• **WHAT TO DO**: Reproduce every line of the records below, character for character, with nothing added or left out.

• **MATERIAL FOR THE TASK**:

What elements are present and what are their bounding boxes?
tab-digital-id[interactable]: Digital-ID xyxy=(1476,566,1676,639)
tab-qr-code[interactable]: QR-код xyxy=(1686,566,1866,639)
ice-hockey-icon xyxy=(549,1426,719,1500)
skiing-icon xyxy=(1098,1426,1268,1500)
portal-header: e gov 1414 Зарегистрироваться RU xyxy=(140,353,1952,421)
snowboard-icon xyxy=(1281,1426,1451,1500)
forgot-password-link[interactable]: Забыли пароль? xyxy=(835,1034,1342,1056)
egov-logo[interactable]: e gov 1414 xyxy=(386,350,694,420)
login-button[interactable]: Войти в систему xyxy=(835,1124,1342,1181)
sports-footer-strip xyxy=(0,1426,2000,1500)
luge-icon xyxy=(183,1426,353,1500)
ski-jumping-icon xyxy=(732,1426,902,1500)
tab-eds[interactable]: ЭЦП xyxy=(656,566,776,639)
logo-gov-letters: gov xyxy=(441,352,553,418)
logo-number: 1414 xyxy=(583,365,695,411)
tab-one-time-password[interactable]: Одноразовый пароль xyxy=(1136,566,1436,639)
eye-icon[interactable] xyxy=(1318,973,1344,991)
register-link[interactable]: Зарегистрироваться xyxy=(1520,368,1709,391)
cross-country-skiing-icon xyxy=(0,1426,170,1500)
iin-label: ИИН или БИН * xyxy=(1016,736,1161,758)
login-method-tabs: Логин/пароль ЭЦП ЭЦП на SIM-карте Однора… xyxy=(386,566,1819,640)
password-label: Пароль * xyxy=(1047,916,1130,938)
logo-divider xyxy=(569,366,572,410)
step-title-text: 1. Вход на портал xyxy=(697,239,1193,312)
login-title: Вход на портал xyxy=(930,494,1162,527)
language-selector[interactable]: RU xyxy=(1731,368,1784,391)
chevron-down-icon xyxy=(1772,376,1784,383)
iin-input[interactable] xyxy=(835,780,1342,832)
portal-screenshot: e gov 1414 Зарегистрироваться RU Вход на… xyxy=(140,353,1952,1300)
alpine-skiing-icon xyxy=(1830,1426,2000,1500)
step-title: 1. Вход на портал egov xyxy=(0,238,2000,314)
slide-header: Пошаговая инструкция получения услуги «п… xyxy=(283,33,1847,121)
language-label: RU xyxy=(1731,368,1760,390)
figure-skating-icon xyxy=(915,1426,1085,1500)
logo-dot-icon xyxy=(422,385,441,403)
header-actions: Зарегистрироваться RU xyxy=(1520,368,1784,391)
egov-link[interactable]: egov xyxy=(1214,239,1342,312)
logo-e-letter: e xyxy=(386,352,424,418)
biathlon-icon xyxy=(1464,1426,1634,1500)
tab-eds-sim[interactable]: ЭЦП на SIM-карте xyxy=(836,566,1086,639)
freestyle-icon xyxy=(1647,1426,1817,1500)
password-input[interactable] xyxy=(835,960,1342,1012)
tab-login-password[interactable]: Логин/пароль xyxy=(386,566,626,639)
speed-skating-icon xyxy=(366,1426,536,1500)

• **RESULT OF THE TASK**:
What elements are present and what are their bounding boxes?
tab-digital-id[interactable]: Digital-ID xyxy=(1476,566,1676,639)
tab-qr-code[interactable]: QR-код xyxy=(1686,566,1866,639)
ice-hockey-icon xyxy=(549,1426,719,1500)
skiing-icon xyxy=(1098,1426,1268,1500)
portal-header: e gov 1414 Зарегистрироваться RU xyxy=(140,353,1952,421)
snowboard-icon xyxy=(1281,1426,1451,1500)
forgot-password-link[interactable]: Забыли пароль? xyxy=(835,1034,1342,1056)
egov-logo[interactable]: e gov 1414 xyxy=(386,350,694,420)
login-button[interactable]: Войти в систему xyxy=(835,1124,1342,1181)
sports-footer-strip xyxy=(0,1426,2000,1500)
luge-icon xyxy=(183,1426,353,1500)
ski-jumping-icon xyxy=(732,1426,902,1500)
tab-eds[interactable]: ЭЦП xyxy=(656,566,776,639)
logo-gov-letters: gov xyxy=(441,352,553,418)
logo-number: 1414 xyxy=(583,365,695,411)
tab-one-time-password[interactable]: Одноразовый пароль xyxy=(1136,566,1436,639)
eye-icon[interactable] xyxy=(1318,973,1344,991)
register-link[interactable]: Зарегистрироваться xyxy=(1520,368,1709,391)
cross-country-skiing-icon xyxy=(0,1426,170,1500)
iin-label: ИИН или БИН * xyxy=(1016,736,1161,758)
login-method-tabs: Логин/пароль ЭЦП ЭЦП на SIM-карте Однора… xyxy=(386,566,1819,640)
password-label: Пароль * xyxy=(1047,916,1130,938)
logo-divider xyxy=(569,366,572,410)
step-title-text: 1. Вход на портал xyxy=(697,239,1193,312)
login-title: Вход на портал xyxy=(930,494,1162,527)
language-selector[interactable]: RU xyxy=(1731,368,1784,391)
chevron-down-icon xyxy=(1772,376,1784,383)
iin-input[interactable] xyxy=(835,780,1342,832)
portal-screenshot: e gov 1414 Зарегистрироваться RU Вход на… xyxy=(140,353,1952,1300)
alpine-skiing-icon xyxy=(1830,1426,2000,1500)
step-title: 1. Вход на портал egov xyxy=(0,238,2000,314)
slide-header: Пошаговая инструкция получения услуги «п… xyxy=(283,33,1847,121)
language-label: RU xyxy=(1731,368,1760,390)
figure-skating-icon xyxy=(915,1426,1085,1500)
logo-dot-icon xyxy=(422,385,441,403)
header-actions: Зарегистрироваться RU xyxy=(1520,368,1784,391)
egov-link[interactable]: egov xyxy=(1214,239,1342,312)
logo-e-letter: e xyxy=(386,352,424,418)
biathlon-icon xyxy=(1464,1426,1634,1500)
tab-eds-sim[interactable]: ЭЦП на SIM-карте xyxy=(836,566,1086,639)
freestyle-icon xyxy=(1647,1426,1817,1500)
password-input[interactable] xyxy=(835,960,1342,1012)
tab-login-password[interactable]: Логин/пароль xyxy=(386,566,626,639)
speed-skating-icon xyxy=(366,1426,536,1500)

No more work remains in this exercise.